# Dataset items
# # # # #

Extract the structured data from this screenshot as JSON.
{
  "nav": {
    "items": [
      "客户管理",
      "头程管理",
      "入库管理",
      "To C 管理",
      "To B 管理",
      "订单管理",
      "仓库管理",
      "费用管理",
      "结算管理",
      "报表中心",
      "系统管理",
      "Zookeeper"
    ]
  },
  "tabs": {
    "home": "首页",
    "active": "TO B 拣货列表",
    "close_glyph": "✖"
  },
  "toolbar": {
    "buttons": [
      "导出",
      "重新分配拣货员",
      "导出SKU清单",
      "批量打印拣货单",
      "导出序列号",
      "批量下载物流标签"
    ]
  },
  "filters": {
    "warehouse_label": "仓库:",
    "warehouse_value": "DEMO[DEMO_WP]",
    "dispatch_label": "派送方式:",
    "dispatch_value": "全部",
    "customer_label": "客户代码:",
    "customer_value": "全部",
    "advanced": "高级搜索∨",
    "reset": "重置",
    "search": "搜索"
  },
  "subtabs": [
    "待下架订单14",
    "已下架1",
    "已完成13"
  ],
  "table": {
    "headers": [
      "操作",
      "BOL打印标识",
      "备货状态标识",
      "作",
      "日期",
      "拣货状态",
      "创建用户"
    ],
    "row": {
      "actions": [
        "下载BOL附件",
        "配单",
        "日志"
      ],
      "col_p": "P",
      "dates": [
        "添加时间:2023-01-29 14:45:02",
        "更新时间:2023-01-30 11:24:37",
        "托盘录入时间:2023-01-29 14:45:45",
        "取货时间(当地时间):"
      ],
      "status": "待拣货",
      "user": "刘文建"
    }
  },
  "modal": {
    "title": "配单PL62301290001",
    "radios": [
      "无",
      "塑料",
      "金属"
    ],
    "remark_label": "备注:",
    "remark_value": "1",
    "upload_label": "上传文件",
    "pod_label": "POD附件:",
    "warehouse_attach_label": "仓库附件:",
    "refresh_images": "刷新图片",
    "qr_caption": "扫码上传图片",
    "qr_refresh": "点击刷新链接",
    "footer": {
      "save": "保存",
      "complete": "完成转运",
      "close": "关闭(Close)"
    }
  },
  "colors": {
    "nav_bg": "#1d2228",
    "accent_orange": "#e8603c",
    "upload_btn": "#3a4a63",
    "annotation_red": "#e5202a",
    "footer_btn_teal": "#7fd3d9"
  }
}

# # # # #

Quote the data in full, keeping each word unchanged.

# Solution to this problem
Extract the structured data from this screenshot as JSON.
{
  "nav": {
    "items": [
      "客户管理",
      "头程管理",
      "入库管理",
      "To C 管理",
      "To B 管理",
      "订单管理",
      "仓库管理",
      "费用管理",
      "结算管理",
      "报表中心",
      "系统管理",
      "Zookeeper"
    ]
  },
  "tabs": {
    "home": "首页",
    "active": "TO B 拣货列表",
    "close_glyph": "✖"
  },
  "toolbar": {
    "buttons": [
      "导出",
      "重新分配拣货员",
      "导出SKU清单",
      "批量打印拣货单",
      "导出序列号",
      "批量下载物流标签"
    ]
  },
  "filters": {
    "warehouse_label": "仓库:",
    "warehouse_value": "DEMO[DEMO_WP]",
    "dispatch_label": "派送方式:",
    "dispatch_value": "全部",
    "customer_label": "客户代码:",
    "customer_value": "全部",
    "advanced": "高级搜索∨",
    "reset": "重置",
    "search": "搜索"
  },
  "subtabs": [
    "待下架订单14",
    "已下架1",
    "已完成13"
  ],
  "table": {
    "headers": [
      "操作",
      "BOL打印标识",
      "备货状态标识",
      "作",
      "日期",
      "拣货状态",
      "创建用户"
    ],
    "row": {
      "actions": [
        "下载BOL附件",
        "配单",
        "日志"
      ],
      "col_p": "P",
      "dates": [
        "添加时间:2023-01-29 14:45:02",
        "更新时间:2023-01-30 11:24:37",
        "托盘录入时间:2023-01-29 14:45:45",
        "取货时间(当地时间):"
      ],
      "status": "待拣货",
      "user": "刘文建"
    }
  },
  "modal": {
    "title": "配单PL62301290001",
    "radios": [
      "无",
      "塑料",
      "金属"
    ],
    "remark_label": "备注:",
    "remark_value": "1",
    "upload_label": "上传文件",
    "pod_label": "POD附件:",
    "warehouse_attach_label": "仓库附件:",
    "refresh_images": "刷新图片",
    "qr_caption": "扫码上传图片",
    "qr_refresh": "点击刷新链接",
    "footer": {
      "save": "保存",
      "complete": "完成转运",
      "close": "关闭(Close)"
    }
  },
  "colors": {
    "nav_bg": "#1d2228",
    "accent_orange": "#e8603c",
    "upload_btn": "#3a4a63",
    "annotation_red": "#e5202a",
    "footer_btn_teal": "#7fd3d9"
  }
}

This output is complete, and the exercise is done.